Lines of data

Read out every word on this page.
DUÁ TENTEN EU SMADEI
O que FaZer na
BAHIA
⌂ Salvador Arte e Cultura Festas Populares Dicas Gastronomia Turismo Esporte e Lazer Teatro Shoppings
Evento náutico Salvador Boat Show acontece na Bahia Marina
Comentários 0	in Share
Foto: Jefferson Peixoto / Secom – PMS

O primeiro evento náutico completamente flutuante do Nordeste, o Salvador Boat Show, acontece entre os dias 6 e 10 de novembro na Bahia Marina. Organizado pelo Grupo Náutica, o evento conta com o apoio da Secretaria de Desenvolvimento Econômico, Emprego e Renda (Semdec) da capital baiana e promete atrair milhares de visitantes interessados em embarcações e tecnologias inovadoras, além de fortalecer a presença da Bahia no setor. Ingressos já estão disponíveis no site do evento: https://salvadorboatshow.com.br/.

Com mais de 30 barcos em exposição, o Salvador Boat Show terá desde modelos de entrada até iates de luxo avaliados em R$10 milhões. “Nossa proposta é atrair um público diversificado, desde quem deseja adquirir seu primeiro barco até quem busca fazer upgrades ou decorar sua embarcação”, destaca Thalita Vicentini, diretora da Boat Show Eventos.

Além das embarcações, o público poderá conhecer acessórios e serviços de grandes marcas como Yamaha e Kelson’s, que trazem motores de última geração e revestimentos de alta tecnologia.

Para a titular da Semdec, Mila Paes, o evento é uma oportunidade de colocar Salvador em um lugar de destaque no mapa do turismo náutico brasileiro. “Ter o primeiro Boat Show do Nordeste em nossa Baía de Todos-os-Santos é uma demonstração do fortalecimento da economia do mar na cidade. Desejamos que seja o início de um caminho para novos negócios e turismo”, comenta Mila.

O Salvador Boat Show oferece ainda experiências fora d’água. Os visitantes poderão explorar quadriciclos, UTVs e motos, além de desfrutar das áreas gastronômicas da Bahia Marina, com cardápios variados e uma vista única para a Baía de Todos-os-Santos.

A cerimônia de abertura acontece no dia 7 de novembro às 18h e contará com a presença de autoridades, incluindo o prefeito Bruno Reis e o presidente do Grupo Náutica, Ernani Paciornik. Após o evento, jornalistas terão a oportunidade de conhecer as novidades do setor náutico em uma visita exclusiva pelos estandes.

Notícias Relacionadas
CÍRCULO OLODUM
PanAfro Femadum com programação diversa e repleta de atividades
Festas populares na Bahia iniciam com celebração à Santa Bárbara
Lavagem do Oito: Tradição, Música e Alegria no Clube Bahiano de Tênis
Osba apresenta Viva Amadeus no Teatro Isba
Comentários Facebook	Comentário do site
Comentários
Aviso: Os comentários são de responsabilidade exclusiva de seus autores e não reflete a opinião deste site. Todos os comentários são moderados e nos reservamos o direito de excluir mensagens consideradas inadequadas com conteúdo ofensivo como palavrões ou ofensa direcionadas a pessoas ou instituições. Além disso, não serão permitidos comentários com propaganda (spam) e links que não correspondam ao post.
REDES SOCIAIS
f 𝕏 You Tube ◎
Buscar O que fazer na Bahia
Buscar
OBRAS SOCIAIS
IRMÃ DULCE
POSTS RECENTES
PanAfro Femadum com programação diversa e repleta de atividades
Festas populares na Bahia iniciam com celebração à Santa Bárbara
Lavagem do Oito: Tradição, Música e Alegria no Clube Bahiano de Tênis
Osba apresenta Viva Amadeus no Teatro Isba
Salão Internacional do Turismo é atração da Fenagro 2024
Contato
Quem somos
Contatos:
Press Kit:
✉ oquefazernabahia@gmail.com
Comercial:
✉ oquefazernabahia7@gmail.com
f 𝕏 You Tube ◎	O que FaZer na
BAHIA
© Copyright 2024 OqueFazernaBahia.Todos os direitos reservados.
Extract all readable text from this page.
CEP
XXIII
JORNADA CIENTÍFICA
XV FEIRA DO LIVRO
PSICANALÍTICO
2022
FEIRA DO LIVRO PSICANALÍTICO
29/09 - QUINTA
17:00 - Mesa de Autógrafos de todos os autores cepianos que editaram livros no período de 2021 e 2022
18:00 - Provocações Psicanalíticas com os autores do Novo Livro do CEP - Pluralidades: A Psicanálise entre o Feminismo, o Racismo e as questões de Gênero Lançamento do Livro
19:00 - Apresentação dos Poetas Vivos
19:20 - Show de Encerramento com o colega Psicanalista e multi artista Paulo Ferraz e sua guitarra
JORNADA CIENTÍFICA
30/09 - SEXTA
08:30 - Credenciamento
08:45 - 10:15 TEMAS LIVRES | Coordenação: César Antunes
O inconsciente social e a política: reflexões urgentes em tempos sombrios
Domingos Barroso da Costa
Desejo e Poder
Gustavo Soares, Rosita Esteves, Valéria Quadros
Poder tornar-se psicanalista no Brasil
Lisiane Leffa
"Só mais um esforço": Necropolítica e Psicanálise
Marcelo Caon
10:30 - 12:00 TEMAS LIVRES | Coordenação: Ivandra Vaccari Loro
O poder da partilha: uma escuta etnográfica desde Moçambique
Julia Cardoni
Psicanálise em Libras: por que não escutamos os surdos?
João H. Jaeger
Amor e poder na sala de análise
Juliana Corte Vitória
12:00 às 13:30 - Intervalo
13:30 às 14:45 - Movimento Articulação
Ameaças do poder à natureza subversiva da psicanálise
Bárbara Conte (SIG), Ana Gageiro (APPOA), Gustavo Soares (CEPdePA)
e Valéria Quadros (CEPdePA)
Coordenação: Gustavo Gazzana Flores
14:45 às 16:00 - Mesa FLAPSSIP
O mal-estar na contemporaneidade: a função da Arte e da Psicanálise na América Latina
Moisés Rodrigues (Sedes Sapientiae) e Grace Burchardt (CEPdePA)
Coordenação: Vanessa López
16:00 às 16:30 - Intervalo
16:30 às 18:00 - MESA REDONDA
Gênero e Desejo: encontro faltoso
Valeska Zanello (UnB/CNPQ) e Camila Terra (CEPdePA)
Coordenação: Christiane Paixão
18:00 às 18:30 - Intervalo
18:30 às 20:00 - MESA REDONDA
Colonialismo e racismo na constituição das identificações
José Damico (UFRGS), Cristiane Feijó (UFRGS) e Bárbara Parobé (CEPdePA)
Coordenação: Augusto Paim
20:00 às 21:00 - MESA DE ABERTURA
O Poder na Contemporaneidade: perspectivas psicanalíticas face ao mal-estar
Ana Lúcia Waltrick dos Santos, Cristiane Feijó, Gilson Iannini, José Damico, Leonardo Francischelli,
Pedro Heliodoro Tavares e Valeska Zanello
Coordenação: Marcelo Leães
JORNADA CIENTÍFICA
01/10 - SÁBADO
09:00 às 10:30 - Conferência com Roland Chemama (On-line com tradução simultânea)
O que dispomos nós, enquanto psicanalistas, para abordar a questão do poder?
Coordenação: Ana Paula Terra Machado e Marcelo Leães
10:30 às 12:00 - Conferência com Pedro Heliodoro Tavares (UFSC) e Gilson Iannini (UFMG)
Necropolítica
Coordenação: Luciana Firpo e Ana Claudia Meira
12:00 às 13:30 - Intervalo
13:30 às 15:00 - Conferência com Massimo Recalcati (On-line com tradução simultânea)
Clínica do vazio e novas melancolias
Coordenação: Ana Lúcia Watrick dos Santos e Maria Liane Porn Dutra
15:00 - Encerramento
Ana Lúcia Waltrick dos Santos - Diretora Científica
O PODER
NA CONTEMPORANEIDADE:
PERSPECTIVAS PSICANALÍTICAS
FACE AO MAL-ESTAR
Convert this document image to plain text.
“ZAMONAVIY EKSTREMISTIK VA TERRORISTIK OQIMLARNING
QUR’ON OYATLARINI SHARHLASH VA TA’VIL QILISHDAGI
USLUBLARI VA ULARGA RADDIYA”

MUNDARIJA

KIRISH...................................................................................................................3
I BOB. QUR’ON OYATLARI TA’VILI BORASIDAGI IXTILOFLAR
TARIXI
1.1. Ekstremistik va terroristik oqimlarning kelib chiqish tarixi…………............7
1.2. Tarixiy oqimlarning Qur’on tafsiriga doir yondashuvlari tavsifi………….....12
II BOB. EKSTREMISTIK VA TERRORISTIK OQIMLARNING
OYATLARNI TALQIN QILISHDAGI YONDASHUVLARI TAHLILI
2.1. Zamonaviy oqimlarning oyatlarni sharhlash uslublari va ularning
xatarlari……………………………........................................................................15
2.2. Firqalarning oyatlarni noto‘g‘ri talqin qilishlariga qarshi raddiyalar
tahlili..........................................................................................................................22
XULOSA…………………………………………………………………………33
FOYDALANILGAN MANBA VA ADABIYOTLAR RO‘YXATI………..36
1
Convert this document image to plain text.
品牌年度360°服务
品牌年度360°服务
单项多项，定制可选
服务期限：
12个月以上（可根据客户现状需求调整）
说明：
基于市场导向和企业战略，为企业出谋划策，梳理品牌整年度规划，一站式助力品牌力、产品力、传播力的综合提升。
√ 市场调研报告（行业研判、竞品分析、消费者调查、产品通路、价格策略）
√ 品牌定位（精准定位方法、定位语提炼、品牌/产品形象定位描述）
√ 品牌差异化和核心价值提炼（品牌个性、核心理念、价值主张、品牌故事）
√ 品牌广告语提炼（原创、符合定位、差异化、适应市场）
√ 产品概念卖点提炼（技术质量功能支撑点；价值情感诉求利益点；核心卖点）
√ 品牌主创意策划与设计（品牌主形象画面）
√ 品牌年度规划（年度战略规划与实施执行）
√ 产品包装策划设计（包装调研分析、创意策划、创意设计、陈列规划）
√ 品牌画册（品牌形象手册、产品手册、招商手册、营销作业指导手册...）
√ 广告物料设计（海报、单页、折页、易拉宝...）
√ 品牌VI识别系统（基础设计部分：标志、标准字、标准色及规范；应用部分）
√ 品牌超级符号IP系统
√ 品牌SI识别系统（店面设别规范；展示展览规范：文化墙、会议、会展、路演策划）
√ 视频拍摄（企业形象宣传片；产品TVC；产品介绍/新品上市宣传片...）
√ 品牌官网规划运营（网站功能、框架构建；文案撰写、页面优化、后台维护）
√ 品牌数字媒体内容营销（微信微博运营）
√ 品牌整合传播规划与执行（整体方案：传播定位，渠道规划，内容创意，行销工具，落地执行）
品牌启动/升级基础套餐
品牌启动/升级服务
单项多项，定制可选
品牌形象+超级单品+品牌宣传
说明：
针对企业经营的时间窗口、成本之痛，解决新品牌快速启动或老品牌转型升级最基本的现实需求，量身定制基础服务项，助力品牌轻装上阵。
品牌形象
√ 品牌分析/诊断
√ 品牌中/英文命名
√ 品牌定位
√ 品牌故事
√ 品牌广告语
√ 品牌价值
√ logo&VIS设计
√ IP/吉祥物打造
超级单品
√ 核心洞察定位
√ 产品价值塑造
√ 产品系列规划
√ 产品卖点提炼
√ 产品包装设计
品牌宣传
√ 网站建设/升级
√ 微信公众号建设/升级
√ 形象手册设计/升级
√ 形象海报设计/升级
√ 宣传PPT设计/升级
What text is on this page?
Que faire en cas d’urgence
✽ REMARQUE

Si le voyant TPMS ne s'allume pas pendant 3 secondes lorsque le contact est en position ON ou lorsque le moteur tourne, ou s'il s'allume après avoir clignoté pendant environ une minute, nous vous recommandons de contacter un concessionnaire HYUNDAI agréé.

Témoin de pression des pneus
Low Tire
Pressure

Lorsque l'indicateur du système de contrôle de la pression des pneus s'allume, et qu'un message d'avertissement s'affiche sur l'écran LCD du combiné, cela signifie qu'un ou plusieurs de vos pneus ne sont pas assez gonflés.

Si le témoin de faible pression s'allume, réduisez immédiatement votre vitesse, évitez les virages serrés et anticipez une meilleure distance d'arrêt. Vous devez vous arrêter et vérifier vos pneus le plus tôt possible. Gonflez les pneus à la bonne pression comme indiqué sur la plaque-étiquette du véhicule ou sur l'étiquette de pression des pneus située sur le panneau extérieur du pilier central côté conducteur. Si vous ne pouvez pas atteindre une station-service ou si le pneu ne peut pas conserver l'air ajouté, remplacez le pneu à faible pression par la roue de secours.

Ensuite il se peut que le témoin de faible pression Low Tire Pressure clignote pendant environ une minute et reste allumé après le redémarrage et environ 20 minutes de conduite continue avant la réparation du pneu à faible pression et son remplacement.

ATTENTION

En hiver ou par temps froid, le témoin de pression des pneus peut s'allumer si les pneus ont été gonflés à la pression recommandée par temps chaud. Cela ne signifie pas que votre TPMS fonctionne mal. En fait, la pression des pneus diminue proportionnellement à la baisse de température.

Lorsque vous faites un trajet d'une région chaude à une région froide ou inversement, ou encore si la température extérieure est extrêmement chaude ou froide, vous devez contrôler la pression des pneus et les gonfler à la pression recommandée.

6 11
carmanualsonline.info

→ **WHAT THIS TASK INVOLVES**
Locate the lines above that hold the word "Soares". Show every one of them.

→ **WRITTEN ANSWER**
Gustavo Soares, Rosita Esteves, Valéria Quadros
Bárbara Conte (SIG), Ana Gageiro (APPOA), Gustavo Soares (CEPdePA)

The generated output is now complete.